§ WHAT IS REQUIRED
Print each of the entries exactly, leaving nothing out.
+---+
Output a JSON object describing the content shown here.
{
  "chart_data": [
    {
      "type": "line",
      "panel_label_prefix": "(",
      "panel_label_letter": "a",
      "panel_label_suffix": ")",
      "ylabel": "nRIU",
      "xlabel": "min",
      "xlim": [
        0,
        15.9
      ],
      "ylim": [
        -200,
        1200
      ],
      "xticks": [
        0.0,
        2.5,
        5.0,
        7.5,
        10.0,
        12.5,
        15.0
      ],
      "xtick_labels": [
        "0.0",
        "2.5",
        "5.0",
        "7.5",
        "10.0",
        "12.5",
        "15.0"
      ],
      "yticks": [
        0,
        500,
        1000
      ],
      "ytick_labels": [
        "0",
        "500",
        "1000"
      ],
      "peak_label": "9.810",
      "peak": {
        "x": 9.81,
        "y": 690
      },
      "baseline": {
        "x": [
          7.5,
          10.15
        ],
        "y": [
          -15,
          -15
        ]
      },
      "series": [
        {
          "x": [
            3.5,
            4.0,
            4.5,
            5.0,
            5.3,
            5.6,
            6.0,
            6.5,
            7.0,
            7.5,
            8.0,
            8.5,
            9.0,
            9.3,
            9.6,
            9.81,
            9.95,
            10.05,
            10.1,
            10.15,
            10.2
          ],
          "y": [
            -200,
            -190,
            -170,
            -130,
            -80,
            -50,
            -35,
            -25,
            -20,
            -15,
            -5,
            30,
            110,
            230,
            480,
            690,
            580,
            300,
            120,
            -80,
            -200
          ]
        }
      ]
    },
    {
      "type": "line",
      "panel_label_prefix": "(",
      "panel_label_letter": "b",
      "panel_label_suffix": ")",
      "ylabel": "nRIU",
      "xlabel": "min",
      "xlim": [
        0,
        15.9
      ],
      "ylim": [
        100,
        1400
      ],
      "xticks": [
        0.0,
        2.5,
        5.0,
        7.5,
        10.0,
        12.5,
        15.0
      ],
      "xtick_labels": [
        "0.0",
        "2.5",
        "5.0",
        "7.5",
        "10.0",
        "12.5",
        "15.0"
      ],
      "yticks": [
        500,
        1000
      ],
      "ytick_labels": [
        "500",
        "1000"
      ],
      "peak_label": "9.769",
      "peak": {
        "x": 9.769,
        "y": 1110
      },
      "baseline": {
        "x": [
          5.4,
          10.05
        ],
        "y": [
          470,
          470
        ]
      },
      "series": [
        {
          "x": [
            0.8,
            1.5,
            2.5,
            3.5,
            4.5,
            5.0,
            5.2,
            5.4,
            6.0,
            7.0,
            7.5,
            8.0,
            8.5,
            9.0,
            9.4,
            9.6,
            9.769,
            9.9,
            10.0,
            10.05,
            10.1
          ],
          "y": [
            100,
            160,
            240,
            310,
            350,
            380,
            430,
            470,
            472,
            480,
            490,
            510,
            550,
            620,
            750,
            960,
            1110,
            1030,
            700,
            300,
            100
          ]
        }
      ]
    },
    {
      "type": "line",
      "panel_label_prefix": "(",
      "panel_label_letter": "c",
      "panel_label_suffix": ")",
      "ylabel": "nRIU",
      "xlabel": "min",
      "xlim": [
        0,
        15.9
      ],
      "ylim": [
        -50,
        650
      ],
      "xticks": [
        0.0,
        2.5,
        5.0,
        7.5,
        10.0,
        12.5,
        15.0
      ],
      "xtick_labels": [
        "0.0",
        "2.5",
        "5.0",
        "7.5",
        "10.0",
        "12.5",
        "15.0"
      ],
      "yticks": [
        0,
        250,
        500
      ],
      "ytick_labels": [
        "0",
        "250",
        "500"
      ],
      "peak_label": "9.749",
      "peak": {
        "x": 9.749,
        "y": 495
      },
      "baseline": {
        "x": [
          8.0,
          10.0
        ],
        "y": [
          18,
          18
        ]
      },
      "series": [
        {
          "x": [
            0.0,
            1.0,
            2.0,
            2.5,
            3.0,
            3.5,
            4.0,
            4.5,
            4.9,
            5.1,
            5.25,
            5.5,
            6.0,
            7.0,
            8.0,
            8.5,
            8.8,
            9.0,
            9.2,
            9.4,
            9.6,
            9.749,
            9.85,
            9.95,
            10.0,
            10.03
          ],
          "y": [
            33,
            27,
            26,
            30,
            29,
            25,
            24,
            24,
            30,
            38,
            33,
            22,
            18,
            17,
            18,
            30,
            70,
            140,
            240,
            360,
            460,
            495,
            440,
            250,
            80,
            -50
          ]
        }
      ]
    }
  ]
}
+---+
§ TASK RESPONSE
Output a JSON object describing the content shown here.
{
  "chart_data": [
    {
      "type": "line",
      "panel_label_prefix": "(",
      "panel_label_letter": "a",
      "panel_label_suffix": ")",
      "ylabel": "nRIU",
      "xlabel": "min",
      "xlim": [
        0,
        15.9
      ],
      "ylim": [
        -200,
        1200
      ],
      "xticks": [
        0.0,
        2.5,
        5.0,
        7.5,
        10.0,
        12.5,
        15.0
      ],
      "xtick_labels": [
        "0.0",
        "2.5",
        "5.0",
        "7.5",
        "10.0",
        "12.5",
        "15.0"
      ],
      "yticks": [
        0,
        500,
        1000
      ],
      "ytick_labels": [
        "0",
        "500",
        "1000"
      ],
      "peak_label": "9.810",
      "peak": {
        "x": 9.81,
        "y": 690
      },
      "baseline": {
        "x": [
          7.5,
          10.15
        ],
        "y": [
          -15,
          -15
        ]
      },
      "series": [
        {
          "x": [
            3.5,
            4.0,
            4.5,
            5.0,
            5.3,
            5.6,
            6.0,
            6.5,
            7.0,
            7.5,
            8.0,
            8.5,
            9.0,
            9.3,
            9.6,
            9.81,
            9.95,
            10.05,
            10.1,
            10.15,
            10.2
          ],
          "y": [
            -200,
            -190,
            -170,
            -130,
            -80,
            -50,
            -35,
            -25,
            -20,
            -15,
            -5,
            30,
            110,
            230,
            480,
            690,
            580,
            300,
            120,
            -80,
            -200
          ]
        }
      ]
    },
    {
      "type": "line",
      "panel_label_prefix": "(",
      "panel_label_letter": "b",
      "panel_label_suffix": ")",
      "ylabel": "nRIU",
      "xlabel": "min",
      "xlim": [
        0,
        15.9
      ],
      "ylim": [
        100,
        1400
      ],
      "xticks": [
        0.0,
        2.5,
        5.0,
        7.5,
        10.0,
        12.5,
        15.0
      ],
      "xtick_labels": [
        "0.0",
        "2.5",
        "5.0",
        "7.5",
        "10.0",
        "12.5",
        "15.0"
      ],
      "yticks": [
        500,
        1000
      ],
      "ytick_labels": [
        "500",
        "1000"
      ],
      "peak_label": "9.769",
      "peak": {
        "x": 9.769,
        "y": 1110
      },
      "baseline": {
        "x": [
          5.4,
          10.05
        ],
        "y": [
          470,
          470
        ]
      },
      "series": [
        {
          "x": [
            0.8,
            1.5,
            2.5,
            3.5,
            4.5,
            5.0,
            5.2,
            5.4,
            6.0,
            7.0,
            7.5,
            8.0,
            8.5,
            9.0,
            9.4,
            9.6,
            9.769,
            9.9,
            10.0,
            10.05,
            10.1
          ],
          "y": [
            100,
            160,
            240,
            310,
            350,
            380,
            430,
            470,
            472,
            480,
            490,
            510,
            550,
            620,
            750,
            960,
            1110,
            1030,
            700,
            300,
            100
          ]
        }
      ]
    },
    {
      "type": "line",
      "panel_label_prefix": "(",
      "panel_label_letter": "c",
      "panel_label_suffix": ")",
      "ylabel": "nRIU",
      "xlabel": "min",
      "xlim": [
        0,
        15.9
      ],
      "ylim": [
        -50,
        650
      ],
      "xticks": [
        0.0,
        2.5,
        5.0,
        7.5,
        10.0,
        12.5,
        15.0
      ],
      "xtick_labels": [
        "0.0",
        "2.5",
        "5.0",
        "7.5",
        "10.0",
        "12.5",
        "15.0"
      ],
      "yticks": [
        0,
        250,
        500
      ],
      "ytick_labels": [
        "0",
        "250",
        "500"
      ],
      "peak_label": "9.749",
      "peak": {
        "x": 9.749,
        "y": 495
      },
      "baseline": {
        "x": [
          8.0,
          10.0
        ],
        "y": [
          18,
          18
        ]
      },
      "series": [
        {
          "x": [
            0.0,
            1.0,
            2.0,
            2.5,
            3.0,
            3.5,
            4.0,
            4.5,
            4.9,
            5.1,
            5.25,
            5.5,
            6.0,
            7.0,
            8.0,
            8.5,
            8.8,
            9.0,
            9.2,
            9.4,
            9.6,
            9.749,
            9.85,
            9.95,
            10.0,
            10.03
          ],
          "y": [
            33,
            27,
            26,
            30,
            29,
            25,
            24,
            24,
            30,
            38,
            33,
            22,
            18,
            17,
            18,
            30,
            70,
            140,
            240,
            360,
            460,
            495,
            440,
            250,
            80,
            -50
          ]
        }
      ]
    }
  ]
}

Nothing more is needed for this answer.